Data entries
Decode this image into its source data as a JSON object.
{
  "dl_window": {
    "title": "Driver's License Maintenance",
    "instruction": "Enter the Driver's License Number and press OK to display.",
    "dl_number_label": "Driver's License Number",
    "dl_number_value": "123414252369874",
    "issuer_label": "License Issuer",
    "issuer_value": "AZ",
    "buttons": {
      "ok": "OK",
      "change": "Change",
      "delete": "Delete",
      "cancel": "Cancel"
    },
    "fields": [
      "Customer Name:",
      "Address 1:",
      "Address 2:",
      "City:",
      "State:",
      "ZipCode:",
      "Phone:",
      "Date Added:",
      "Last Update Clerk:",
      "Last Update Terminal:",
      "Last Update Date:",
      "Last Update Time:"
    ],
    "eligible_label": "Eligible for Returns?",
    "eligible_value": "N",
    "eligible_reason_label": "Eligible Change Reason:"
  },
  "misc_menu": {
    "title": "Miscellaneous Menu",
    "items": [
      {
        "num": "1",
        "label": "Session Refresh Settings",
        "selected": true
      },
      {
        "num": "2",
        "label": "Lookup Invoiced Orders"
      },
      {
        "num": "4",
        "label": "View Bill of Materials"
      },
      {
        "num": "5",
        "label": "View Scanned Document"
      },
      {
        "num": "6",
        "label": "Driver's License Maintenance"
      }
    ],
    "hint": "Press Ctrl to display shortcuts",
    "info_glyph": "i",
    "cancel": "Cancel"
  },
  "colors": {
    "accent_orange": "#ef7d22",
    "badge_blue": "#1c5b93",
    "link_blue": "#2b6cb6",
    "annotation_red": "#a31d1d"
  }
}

- [PROMPT]
Copy each line of the data above without altering a single character.

- [FINAL RESULT]
Decode this image into its source data as a JSON object.
{
  "dl_window": {
    "title": "Driver's License Maintenance",
    "instruction": "Enter the Driver's License Number and press OK to display.",
    "dl_number_label": "Driver's License Number",
    "dl_number_value": "123414252369874",
    "issuer_label": "License Issuer",
    "issuer_value": "AZ",
    "buttons": {
      "ok": "OK",
      "change": "Change",
      "delete": "Delete",
      "cancel": "Cancel"
    },
    "fields": [
      "Customer Name:",
      "Address 1:",
      "Address 2:",
      "City:",
      "State:",
      "ZipCode:",
      "Phone:",
      "Date Added:",
      "Last Update Clerk:",
      "Last Update Terminal:",
      "Last Update Date:",
      "Last Update Time:"
    ],
    "eligible_label": "Eligible for Returns?",
    "eligible_value": "N",
    "eligible_reason_label": "Eligible Change Reason:"
  },
  "misc_menu": {
    "title": "Miscellaneous Menu",
    "items": [
      {
        "num": "1",
        "label": "Session Refresh Settings",
        "selected": true
      },
      {
        "num": "2",
        "label": "Lookup Invoiced Orders"
      },
      {
        "num": "4",
        "label": "View Bill of Materials"
      },
      {
        "num": "5",
        "label": "View Scanned Document"
      },
      {
        "num": "6",
        "label": "Driver's License Maintenance"
      }
    ],
    "hint": "Press Ctrl to display shortcuts",
    "info_glyph": "i",
    "cancel": "Cancel"
  },
  "colors": {
    "accent_orange": "#ef7d22",
    "badge_blue": "#1c5b93",
    "link_blue": "#2b6cb6",
    "annotation_red": "#a31d1d"
  }
}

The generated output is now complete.